## Exercise details
Give the following records again in full and without alteration.

------------------------------

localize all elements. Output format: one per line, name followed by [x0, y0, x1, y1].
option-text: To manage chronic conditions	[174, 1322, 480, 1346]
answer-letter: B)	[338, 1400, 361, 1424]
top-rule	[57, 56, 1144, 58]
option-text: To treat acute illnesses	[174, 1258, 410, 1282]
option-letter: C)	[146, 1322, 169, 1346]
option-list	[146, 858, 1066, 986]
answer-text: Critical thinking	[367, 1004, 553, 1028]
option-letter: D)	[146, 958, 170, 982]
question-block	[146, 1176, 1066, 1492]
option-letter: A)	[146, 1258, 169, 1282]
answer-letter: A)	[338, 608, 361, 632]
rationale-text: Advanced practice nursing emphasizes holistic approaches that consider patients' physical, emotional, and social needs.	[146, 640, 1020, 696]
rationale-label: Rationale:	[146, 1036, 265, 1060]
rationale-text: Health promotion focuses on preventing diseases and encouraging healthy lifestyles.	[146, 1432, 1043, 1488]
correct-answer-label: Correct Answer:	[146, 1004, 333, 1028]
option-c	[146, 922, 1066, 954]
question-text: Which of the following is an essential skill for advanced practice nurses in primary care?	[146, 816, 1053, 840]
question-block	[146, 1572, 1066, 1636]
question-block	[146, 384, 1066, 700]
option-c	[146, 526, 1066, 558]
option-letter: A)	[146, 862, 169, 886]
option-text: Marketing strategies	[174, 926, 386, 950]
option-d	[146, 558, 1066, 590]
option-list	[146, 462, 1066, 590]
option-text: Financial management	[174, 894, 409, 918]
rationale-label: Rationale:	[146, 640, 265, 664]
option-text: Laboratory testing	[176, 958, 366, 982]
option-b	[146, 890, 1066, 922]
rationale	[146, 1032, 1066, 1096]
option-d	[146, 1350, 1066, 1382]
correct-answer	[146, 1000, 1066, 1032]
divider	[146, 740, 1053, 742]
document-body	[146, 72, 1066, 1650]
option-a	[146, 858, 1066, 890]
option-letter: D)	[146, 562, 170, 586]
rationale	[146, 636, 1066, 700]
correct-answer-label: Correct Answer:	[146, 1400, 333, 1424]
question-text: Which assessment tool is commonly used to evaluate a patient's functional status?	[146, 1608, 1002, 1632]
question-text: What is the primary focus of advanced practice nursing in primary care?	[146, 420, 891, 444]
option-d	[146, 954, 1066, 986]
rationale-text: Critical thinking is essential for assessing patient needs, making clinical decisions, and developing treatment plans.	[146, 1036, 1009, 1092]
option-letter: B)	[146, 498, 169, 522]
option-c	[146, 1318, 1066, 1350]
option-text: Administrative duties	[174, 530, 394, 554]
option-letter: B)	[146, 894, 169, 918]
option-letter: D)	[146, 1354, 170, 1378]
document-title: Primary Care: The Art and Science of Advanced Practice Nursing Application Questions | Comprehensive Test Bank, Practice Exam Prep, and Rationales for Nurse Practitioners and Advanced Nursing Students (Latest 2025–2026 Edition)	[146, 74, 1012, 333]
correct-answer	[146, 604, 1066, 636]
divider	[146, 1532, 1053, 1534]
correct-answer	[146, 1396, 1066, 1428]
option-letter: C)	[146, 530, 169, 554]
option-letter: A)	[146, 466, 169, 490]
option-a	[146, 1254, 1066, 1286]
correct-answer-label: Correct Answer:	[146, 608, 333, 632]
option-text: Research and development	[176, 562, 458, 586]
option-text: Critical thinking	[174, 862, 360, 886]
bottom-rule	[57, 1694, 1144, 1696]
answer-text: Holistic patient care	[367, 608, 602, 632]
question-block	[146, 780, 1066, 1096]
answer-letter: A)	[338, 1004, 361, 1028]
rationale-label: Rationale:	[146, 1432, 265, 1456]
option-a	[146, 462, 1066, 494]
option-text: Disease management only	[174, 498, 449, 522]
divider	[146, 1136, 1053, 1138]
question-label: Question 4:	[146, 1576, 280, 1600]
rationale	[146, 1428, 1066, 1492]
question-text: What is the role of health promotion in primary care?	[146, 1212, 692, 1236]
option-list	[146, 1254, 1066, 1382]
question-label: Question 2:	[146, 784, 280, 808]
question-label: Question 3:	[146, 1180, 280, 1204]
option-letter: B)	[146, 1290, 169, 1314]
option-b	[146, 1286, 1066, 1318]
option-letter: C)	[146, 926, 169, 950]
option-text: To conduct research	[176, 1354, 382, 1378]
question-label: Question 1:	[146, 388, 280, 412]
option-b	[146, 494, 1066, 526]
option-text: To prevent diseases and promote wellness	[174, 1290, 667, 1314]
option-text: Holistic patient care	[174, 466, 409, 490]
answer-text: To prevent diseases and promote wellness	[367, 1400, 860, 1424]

------------------------------

## Exercise result
localize all elements. Output format: one per line, name followed by [x0, y0, x1, y1].
option-text: To manage chronic conditions	[174, 1322, 480, 1346]
answer-letter: B)	[338, 1400, 361, 1424]
top-rule	[57, 56, 1144, 58]
option-text: To treat acute illnesses	[174, 1258, 410, 1282]
option-letter: C)	[146, 1322, 169, 1346]
option-list	[146, 858, 1066, 986]
answer-text: Critical thinking	[367, 1004, 553, 1028]
option-letter: D)	[146, 958, 170, 982]
question-block	[146, 1176, 1066, 1492]
option-letter: A)	[146, 1258, 169, 1282]
answer-letter: A)	[338, 608, 361, 632]
rationale-text: Advanced practice nursing emphasizes holistic approaches that consider patients' physical, emotional, and social needs.	[146, 640, 1020, 696]
rationale-label: Rationale:	[146, 1036, 265, 1060]
rationale-text: Health promotion focuses on preventing diseases and encouraging healthy lifestyles.	[146, 1432, 1043, 1488]
correct-answer-label: Correct Answer:	[146, 1004, 333, 1028]
option-c	[146, 922, 1066, 954]
question-text: Which of the following is an essential skill for advanced practice nurses in primary care?	[146, 816, 1053, 840]
question-block	[146, 1572, 1066, 1636]
question-block	[146, 384, 1066, 700]
option-c	[146, 526, 1066, 558]
option-letter: A)	[146, 862, 169, 886]
option-text: Marketing strategies	[174, 926, 386, 950]
option-d	[146, 558, 1066, 590]
option-list	[146, 462, 1066, 590]
option-text: Financial management	[174, 894, 409, 918]
rationale-label: Rationale:	[146, 640, 265, 664]
option-text: Laboratory testing	[176, 958, 366, 982]
option-b	[146, 890, 1066, 922]
rationale	[146, 1032, 1066, 1096]
option-d	[146, 1350, 1066, 1382]
correct-answer	[146, 1000, 1066, 1032]
divider	[146, 740, 1053, 742]
document-body	[146, 72, 1066, 1650]
option-a	[146, 858, 1066, 890]
option-letter: D)	[146, 562, 170, 586]
rationale	[146, 636, 1066, 700]
correct-answer-label: Correct Answer:	[146, 1400, 333, 1424]
question-text: Which assessment tool is commonly used to evaluate a patient's functional status?	[146, 1608, 1002, 1632]
question-text: What is the primary focus of advanced practice nursing in primary care?	[146, 420, 891, 444]
option-d	[146, 954, 1066, 986]
rationale-text: Critical thinking is essential for assessing patient needs, making clinical decisions, and developing treatment plans.	[146, 1036, 1009, 1092]
option-letter: B)	[146, 498, 169, 522]
option-c	[146, 1318, 1066, 1350]
option-text: Administrative duties	[174, 530, 394, 554]
option-letter: B)	[146, 894, 169, 918]
option-letter: D)	[146, 1354, 170, 1378]
document-title: Primary Care: The Art and Science of Advanced Practice Nursing Application Questions | Comprehensive Test Bank, Practice Exam Prep, and Rationales for Nurse Practitioners and Advanced Nursing Students (Latest 2025–2026 Edition)	[146, 74, 1012, 333]
correct-answer	[146, 604, 1066, 636]
divider	[146, 1532, 1053, 1534]
correct-answer	[146, 1396, 1066, 1428]
option-letter: C)	[146, 530, 169, 554]
option-letter: A)	[146, 466, 169, 490]
option-a	[146, 1254, 1066, 1286]
correct-answer-label: Correct Answer:	[146, 608, 333, 632]
option-text: Research and development	[176, 562, 458, 586]
option-text: Critical thinking	[174, 862, 360, 886]
bottom-rule	[57, 1694, 1144, 1696]
answer-text: Holistic patient care	[367, 608, 602, 632]
question-block	[146, 780, 1066, 1096]
answer-letter: A)	[338, 1004, 361, 1028]
rationale-label: Rationale:	[146, 1432, 265, 1456]
option-a	[146, 462, 1066, 494]
option-text: Disease management only	[174, 498, 449, 522]
divider	[146, 1136, 1053, 1138]
question-label: Question 4:	[146, 1576, 280, 1600]
rationale	[146, 1428, 1066, 1492]
question-text: What is the role of health promotion in primary care?	[146, 1212, 692, 1236]
option-list	[146, 1254, 1066, 1382]
question-label: Question 2:	[146, 784, 280, 808]
question-label: Question 3:	[146, 1180, 280, 1204]
option-letter: B)	[146, 1290, 169, 1314]
option-b	[146, 1286, 1066, 1318]
option-letter: C)	[146, 926, 169, 950]
option-text: To conduct research	[176, 1354, 382, 1378]
question-label: Question 1:	[146, 388, 280, 412]
option-b	[146, 494, 1066, 526]
option-text: To prevent diseases and promote wellness	[174, 1290, 667, 1314]
option-text: Holistic patient care	[174, 466, 409, 490]
answer-text: To prevent diseases and promote wellness	[367, 1400, 860, 1424]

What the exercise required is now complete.